## Written request
Select from the records below every line that has the word "stripe" in it.

## Data listing
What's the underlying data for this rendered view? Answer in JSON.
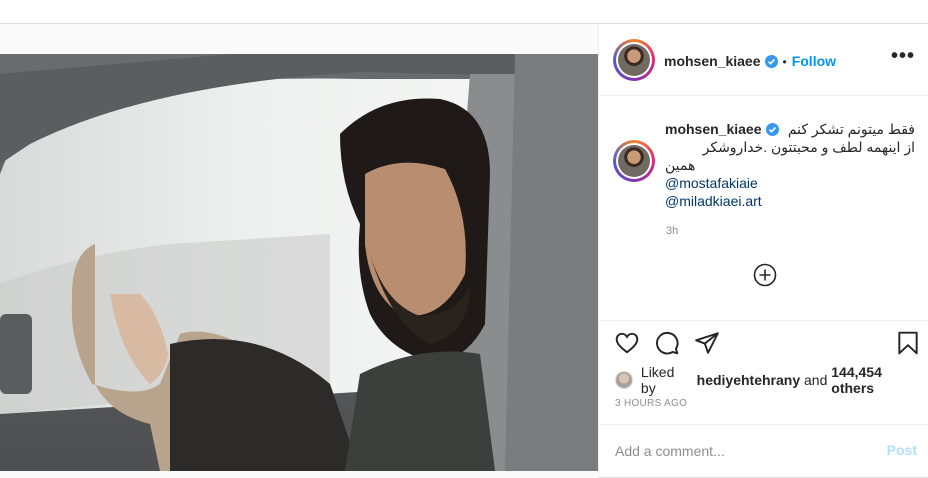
{
  "post": {
    "author": {
      "username": "mohsen_kiaee",
      "verified": true,
      "follow_label": "Follow",
      "separator": "•"
    },
    "more_label": "•••",
    "caption": {
      "line1": "فقط میتونم تشکر کنم",
      "line2": "از اینهمه لطف و محبتتون .خداروشکر",
      "line3": "همین",
      "mentions": [
        "@mostafakiaie",
        "@miladkiaei.art"
      ],
      "time": "3h"
    },
    "actions": {
      "like_icon": "heart-icon",
      "comment_icon": "comment-icon",
      "share_icon": "paper-plane-icon",
      "save_icon": "bookmark-icon",
      "add_icon": "plus-circle-icon"
    },
    "likes": {
      "prefix": "Liked by",
      "user": "hediyehtehrany",
      "and": "and",
      "others": "144,454 others"
    },
    "timestamp": "3 HOURS AGO",
    "comment": {
      "placeholder": "Add a comment...",
      "post_label": "Post"
    }
  },
  "colors": {
    "accent": "#0095f6",
    "verified": "#3897f0",
    "muted": "#8e8e8e",
    "post_disabled": "#b2dffc"
  }
}
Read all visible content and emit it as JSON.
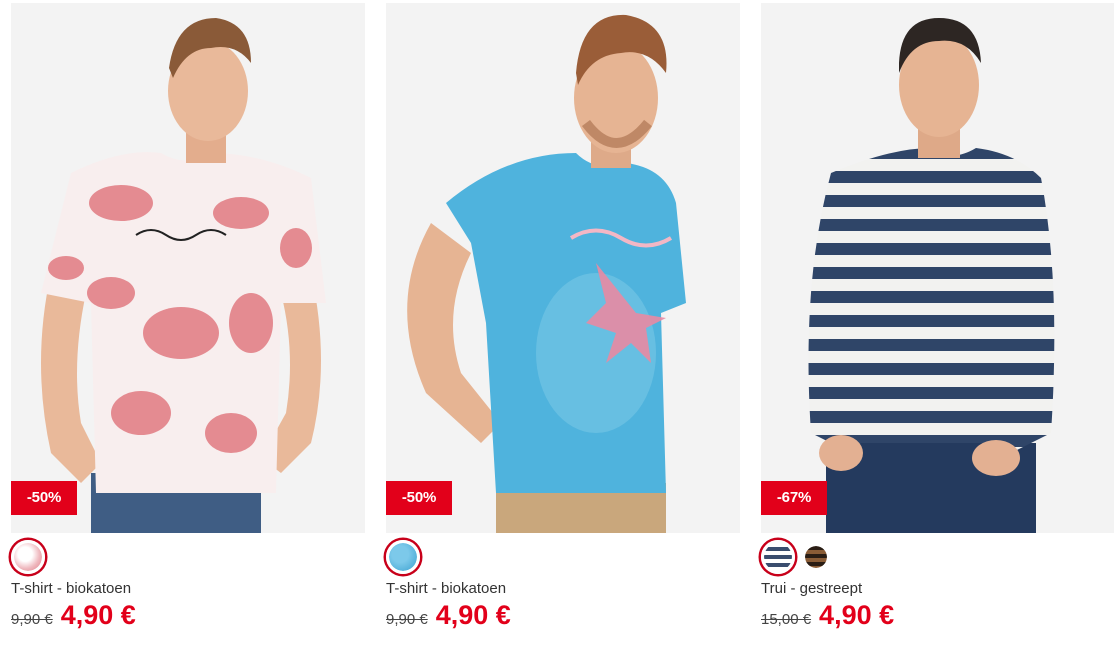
{
  "colors": {
    "accent": "#e2001a",
    "text": "#333333",
    "photo_bg": "#f2f2f2"
  },
  "products": [
    {
      "badge": "-50%",
      "swatches": [
        {
          "name": "white-red-tie-dye",
          "color": "#f1c9cd",
          "selected": true
        }
      ],
      "title": "T-shirt - biokatoen",
      "old_price": "9,90 €",
      "new_price": "4,90 €"
    },
    {
      "badge": "-50%",
      "swatches": [
        {
          "name": "light-blue",
          "color": "#48a9d1",
          "selected": true
        }
      ],
      "title": "T-shirt - biokatoen",
      "old_price": "9,90 €",
      "new_price": "4,90 €"
    },
    {
      "badge": "-67%",
      "swatches": [
        {
          "name": "navy-white-stripe",
          "color": "#3a4d6e",
          "selected": true
        },
        {
          "name": "brown-black-stripe",
          "color": "#6b4a2f",
          "selected": false
        }
      ],
      "title": "Trui - gestreept",
      "old_price": "15,00 €",
      "new_price": "4,90 €"
    }
  ]
}
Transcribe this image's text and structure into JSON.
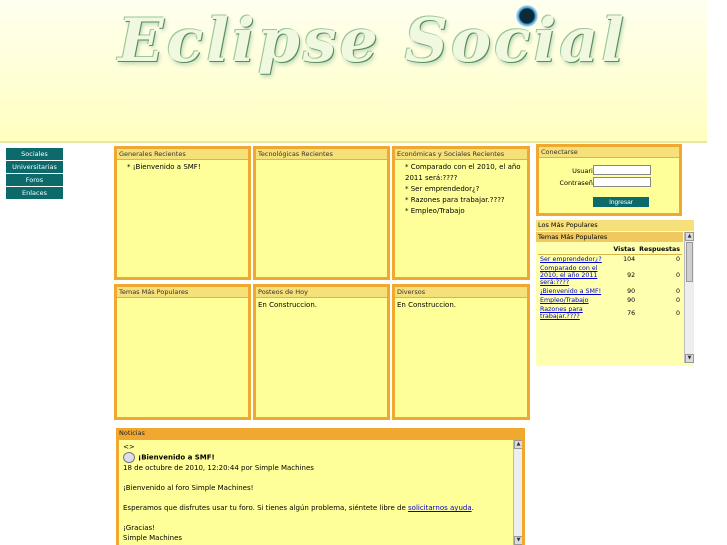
{
  "banner": {
    "title": "Eclipse Social"
  },
  "nav": {
    "items": [
      "Sociales",
      "Universitarias",
      "Foros",
      "Enlaces"
    ]
  },
  "panels": [
    {
      "title": "Generales Recientes",
      "items": [
        "* ¡Bienvenido a SMF!"
      ]
    },
    {
      "title": "Tecnológicas Recientes",
      "items": []
    },
    {
      "title": "Económicas y Sociales Recientes",
      "items": [
        "* Comparado con el 2010, el año 2011 será:????",
        "* Ser emprendedor¿?",
        "* Razones para trabajar.????",
        "* Empleo/Trabajo"
      ]
    },
    {
      "title": "Temas Más Populares",
      "items": []
    },
    {
      "title": "Posteos de Hoy",
      "items": [
        "En Construccion."
      ]
    },
    {
      "title": "Diversos",
      "items": [
        "En Construccion."
      ]
    }
  ],
  "login": {
    "title": "Conectarse",
    "user_label": "Usuario:",
    "pass_label": "Contraseña:",
    "button": "Ingresar"
  },
  "popular": {
    "title": "Los Más Populares",
    "subtitle": "Temas Más Populares",
    "col_views": "Vistas",
    "col_replies": "Respuestas",
    "rows": [
      {
        "topic": "Ser emprendedor¿?",
        "views": "104",
        "replies": "0"
      },
      {
        "topic": "Comparado con el 2010, el año 2011 será:????",
        "views": "92",
        "replies": "0"
      },
      {
        "topic": "¡Bienvenido a SMF!",
        "views": "90",
        "replies": "0"
      },
      {
        "topic": "Empleo/Trabajo",
        "views": "90",
        "replies": "0"
      },
      {
        "topic": "Razones para trabajar.????",
        "views": "76",
        "replies": "0"
      }
    ]
  },
  "news": {
    "title": "Noticias",
    "nav_arrows": "<>",
    "post_title": "¡Bienvenido a SMF!",
    "meta": "18 de octubre de 2010, 12:20:44 por Simple Machines",
    "p1": "¡Bienvenido al foro Simple Machines!",
    "p2_before": "Esperamos que disfrutes usar tu foro.  Si tienes algún problema, siéntete libre de ",
    "p2_link": "solicitarnos ayuda",
    "p2_after": ".",
    "p3": "¡Gracias!",
    "p4": "Simple Machines"
  }
}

## Worked answer
          "name": "navy-white-stripe",
          "name": "brown-black-stripe",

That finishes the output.